# [TASK GOAL]
Reproduce the listing verbatim.

__________

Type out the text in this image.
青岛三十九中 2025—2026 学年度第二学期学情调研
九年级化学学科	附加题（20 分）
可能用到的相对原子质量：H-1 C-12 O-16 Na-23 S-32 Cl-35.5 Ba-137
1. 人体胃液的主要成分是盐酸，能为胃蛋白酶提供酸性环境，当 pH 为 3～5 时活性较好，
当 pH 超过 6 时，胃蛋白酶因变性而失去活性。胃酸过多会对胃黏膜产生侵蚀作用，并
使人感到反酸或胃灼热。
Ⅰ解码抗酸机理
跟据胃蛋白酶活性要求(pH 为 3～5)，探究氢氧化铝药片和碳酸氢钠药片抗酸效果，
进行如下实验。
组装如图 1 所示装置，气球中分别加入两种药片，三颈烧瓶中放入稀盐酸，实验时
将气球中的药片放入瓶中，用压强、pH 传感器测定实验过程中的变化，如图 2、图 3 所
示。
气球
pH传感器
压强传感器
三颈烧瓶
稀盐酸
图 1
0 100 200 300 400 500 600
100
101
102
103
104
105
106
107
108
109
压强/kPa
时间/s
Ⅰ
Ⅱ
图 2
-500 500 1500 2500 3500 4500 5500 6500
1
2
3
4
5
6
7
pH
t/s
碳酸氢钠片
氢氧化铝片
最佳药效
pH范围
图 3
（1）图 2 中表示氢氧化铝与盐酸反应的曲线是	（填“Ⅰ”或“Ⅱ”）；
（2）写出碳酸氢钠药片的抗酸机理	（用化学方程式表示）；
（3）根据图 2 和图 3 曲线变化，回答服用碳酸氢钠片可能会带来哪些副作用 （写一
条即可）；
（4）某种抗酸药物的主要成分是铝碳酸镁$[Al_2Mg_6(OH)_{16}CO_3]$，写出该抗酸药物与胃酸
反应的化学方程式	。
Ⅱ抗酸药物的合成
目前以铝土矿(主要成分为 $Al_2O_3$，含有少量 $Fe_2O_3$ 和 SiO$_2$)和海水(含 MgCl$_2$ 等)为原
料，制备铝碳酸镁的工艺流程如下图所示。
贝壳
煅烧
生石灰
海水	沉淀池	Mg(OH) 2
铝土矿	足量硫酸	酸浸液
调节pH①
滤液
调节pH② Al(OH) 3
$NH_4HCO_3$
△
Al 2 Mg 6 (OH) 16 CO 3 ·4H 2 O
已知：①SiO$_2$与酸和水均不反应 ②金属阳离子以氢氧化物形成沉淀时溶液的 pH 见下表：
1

__________

# [TASK OUTPUT]
Type out the text in this image.
青岛三十九中 2025—2026 学年度第二学期学情调研
九年级化学学科	附加题（20 分）
可能用到的相对原子质量：H-1 C-12 O-16 Na-23 S-32 Cl-35.5 Ba-137
1. 人体胃液的主要成分是盐酸，能为胃蛋白酶提供酸性环境，当 pH 为 3～5 时活性较好，
当 pH 超过 6 时，胃蛋白酶因变性而失去活性。胃酸过多会对胃黏膜产生侵蚀作用，并
使人感到反酸或胃灼热。
Ⅰ解码抗酸机理
跟据胃蛋白酶活性要求(pH 为 3～5)，探究氢氧化铝药片和碳酸氢钠药片抗酸效果，
进行如下实验。
组装如图 1 所示装置，气球中分别加入两种药片，三颈烧瓶中放入稀盐酸，实验时
将气球中的药片放入瓶中，用压强、pH 传感器测定实验过程中的变化，如图 2、图 3 所
示。
气球
pH传感器
压强传感器
三颈烧瓶
稀盐酸
图 1
0 100 200 300 400 500 600
100
101
102
103
104
105
106
107
108
109
压强/kPa
时间/s
Ⅰ
Ⅱ
图 2
-500 500 1500 2500 3500 4500 5500 6500
1
2
3
4
5
6
7
pH
t/s
碳酸氢钠片
氢氧化铝片
最佳药效
pH范围
图 3
（1）图 2 中表示氢氧化铝与盐酸反应的曲线是	（填“Ⅰ”或“Ⅱ”）；
（2）写出碳酸氢钠药片的抗酸机理	（用化学方程式表示）；
（3）根据图 2 和图 3 曲线变化，回答服用碳酸氢钠片可能会带来哪些副作用 （写一
条即可）；
（4）某种抗酸药物的主要成分是铝碳酸镁$[Al_2Mg_6(OH)_{16}CO_3]$，写出该抗酸药物与胃酸
反应的化学方程式	。
Ⅱ抗酸药物的合成
目前以铝土矿(主要成分为 $Al_2O_3$，含有少量 $Fe_2O_3$ 和 SiO$_2$)和海水(含 MgCl$_2$ 等)为原
料，制备铝碳酸镁的工艺流程如下图所示。
贝壳
煅烧
生石灰
海水	沉淀池	Mg(OH) 2
铝土矿	足量硫酸	酸浸液
调节pH①
滤液
调节pH② Al(OH) 3
$NH_4HCO_3$
△
Al 2 Mg 6 (OH) 16 CO 3 ·4H 2 O
已知：①SiO$_2$与酸和水均不反应 ②金属阳离子以氢氧化物形成沉淀时溶液的 pH 见下表：
1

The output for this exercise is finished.